SHORT PROBLEM :: Out of all the lines below, count those with the word "icon". Give the number only.

****************************************

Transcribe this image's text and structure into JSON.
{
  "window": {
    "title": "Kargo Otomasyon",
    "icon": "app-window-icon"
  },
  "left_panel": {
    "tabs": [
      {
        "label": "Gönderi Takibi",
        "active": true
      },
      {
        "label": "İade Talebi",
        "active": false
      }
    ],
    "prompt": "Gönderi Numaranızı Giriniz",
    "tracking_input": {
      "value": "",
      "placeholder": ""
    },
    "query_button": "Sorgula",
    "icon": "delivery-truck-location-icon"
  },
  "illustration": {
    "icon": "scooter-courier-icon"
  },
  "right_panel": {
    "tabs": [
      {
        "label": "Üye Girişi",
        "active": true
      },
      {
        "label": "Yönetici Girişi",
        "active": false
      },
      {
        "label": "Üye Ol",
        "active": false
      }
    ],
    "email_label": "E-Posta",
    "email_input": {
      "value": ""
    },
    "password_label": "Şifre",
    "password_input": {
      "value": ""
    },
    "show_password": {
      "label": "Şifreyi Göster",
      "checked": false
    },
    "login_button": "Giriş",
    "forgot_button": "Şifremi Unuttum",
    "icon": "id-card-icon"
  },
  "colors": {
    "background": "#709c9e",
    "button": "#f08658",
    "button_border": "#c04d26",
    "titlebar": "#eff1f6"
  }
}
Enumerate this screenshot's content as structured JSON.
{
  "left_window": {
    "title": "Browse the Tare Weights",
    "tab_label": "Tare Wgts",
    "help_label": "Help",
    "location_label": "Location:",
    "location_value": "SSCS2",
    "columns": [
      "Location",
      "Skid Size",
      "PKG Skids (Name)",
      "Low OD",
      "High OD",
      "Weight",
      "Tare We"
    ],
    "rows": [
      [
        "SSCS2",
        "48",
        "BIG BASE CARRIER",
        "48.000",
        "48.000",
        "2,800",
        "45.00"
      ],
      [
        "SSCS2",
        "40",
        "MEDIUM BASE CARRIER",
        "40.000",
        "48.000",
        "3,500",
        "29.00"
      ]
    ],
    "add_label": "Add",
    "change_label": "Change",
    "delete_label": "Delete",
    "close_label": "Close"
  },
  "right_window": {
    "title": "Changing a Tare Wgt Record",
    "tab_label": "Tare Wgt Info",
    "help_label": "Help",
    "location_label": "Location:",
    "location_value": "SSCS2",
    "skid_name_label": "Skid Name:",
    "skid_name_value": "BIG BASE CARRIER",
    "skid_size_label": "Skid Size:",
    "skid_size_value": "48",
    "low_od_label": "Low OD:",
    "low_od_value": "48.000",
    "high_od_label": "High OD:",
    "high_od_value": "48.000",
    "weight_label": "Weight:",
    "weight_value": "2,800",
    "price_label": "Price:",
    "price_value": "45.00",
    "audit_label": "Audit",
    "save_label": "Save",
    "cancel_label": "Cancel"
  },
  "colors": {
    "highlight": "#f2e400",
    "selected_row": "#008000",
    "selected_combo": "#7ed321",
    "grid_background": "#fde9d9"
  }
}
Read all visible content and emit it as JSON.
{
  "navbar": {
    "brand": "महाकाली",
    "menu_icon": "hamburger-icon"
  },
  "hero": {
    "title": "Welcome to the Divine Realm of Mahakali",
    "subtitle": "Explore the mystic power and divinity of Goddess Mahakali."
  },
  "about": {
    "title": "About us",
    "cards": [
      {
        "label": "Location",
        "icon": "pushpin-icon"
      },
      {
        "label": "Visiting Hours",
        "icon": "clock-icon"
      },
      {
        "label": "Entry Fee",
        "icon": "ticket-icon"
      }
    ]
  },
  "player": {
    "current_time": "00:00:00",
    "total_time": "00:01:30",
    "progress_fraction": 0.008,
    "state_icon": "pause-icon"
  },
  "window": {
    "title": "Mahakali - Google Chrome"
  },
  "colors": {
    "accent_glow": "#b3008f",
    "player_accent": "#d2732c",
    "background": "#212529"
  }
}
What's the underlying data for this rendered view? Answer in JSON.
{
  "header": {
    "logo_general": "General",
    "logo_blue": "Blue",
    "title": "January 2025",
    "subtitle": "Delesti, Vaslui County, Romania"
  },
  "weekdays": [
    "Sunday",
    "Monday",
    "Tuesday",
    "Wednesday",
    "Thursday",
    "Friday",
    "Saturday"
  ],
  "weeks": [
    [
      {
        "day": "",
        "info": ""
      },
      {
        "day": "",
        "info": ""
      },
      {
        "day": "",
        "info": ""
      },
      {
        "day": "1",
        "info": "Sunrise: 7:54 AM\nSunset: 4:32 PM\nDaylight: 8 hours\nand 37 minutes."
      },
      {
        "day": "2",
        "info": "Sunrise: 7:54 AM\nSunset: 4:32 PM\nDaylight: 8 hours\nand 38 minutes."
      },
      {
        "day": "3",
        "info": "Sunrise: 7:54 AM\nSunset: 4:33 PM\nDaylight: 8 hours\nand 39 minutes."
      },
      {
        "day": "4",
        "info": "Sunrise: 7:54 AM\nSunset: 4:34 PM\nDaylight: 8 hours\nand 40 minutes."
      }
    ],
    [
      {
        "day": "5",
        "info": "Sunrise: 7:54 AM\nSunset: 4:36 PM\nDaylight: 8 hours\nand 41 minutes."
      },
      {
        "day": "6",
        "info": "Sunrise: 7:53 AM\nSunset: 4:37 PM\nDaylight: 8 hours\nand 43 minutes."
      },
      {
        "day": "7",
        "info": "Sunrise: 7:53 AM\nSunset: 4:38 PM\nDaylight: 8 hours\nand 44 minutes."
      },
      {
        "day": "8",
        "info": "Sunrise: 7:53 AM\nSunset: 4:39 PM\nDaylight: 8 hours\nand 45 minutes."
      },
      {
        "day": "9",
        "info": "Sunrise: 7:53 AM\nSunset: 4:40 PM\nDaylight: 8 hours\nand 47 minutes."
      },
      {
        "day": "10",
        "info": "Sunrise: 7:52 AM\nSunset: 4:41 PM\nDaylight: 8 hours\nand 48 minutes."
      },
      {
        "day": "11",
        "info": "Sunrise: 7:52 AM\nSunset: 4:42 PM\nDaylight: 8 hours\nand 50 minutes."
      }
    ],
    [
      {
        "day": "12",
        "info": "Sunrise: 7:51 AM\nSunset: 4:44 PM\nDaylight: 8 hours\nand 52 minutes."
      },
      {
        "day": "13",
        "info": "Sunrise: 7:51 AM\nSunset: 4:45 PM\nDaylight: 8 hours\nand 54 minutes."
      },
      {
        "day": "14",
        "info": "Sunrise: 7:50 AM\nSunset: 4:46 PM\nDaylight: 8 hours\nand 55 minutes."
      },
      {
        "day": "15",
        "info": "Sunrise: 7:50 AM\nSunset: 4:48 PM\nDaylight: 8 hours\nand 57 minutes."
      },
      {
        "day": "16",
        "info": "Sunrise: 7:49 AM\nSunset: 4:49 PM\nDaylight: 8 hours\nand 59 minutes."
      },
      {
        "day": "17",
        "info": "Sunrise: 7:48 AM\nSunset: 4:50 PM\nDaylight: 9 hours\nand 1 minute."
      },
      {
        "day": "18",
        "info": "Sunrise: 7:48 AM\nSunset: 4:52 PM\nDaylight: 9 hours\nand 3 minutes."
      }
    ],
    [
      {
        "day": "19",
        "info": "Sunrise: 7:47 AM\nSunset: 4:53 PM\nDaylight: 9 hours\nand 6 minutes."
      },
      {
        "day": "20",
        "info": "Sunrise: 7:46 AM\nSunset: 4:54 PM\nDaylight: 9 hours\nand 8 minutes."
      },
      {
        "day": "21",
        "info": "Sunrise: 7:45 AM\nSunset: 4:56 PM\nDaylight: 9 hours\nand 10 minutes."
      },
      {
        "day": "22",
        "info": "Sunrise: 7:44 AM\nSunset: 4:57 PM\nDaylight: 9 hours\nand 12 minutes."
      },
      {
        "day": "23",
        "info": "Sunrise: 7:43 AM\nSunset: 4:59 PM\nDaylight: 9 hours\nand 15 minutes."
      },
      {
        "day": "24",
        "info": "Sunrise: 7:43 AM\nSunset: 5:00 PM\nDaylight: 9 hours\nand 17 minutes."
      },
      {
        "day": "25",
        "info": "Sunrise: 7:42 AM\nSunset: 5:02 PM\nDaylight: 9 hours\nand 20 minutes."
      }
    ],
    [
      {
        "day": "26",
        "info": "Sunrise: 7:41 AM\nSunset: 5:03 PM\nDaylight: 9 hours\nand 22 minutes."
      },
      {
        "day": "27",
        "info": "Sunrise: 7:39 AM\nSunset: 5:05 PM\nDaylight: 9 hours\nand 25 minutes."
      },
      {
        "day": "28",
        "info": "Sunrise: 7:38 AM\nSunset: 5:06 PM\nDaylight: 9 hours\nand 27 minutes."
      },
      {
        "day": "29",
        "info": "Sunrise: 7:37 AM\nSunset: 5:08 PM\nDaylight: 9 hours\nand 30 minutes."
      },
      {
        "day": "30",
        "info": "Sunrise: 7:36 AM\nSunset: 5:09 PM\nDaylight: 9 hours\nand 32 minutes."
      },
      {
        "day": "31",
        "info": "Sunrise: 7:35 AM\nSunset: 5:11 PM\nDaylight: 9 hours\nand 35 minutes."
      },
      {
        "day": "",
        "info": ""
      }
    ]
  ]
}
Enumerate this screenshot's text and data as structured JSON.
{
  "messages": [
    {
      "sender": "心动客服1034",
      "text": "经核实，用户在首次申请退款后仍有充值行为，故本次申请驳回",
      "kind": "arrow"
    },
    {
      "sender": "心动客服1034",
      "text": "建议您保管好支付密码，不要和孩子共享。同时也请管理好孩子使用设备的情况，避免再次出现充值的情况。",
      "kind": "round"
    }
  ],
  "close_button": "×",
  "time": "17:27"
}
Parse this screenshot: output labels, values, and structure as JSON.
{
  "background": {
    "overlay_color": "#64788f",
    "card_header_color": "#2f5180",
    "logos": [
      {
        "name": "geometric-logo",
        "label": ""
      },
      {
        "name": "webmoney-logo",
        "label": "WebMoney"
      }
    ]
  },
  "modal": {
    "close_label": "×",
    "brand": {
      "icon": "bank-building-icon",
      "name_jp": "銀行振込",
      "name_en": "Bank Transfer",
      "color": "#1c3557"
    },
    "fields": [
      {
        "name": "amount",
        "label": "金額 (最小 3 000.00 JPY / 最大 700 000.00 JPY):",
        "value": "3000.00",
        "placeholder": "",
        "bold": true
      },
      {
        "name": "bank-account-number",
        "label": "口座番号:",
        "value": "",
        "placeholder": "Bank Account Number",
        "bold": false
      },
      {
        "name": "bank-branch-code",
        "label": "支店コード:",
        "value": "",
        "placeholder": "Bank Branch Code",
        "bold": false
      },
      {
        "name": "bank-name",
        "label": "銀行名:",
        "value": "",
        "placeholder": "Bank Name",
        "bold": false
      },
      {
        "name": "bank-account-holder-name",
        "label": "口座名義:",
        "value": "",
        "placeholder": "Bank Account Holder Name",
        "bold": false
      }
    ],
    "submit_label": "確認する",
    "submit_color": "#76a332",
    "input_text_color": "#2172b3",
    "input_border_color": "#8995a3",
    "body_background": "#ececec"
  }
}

****************************************

SOLUTION FOR THIS TASK :: 10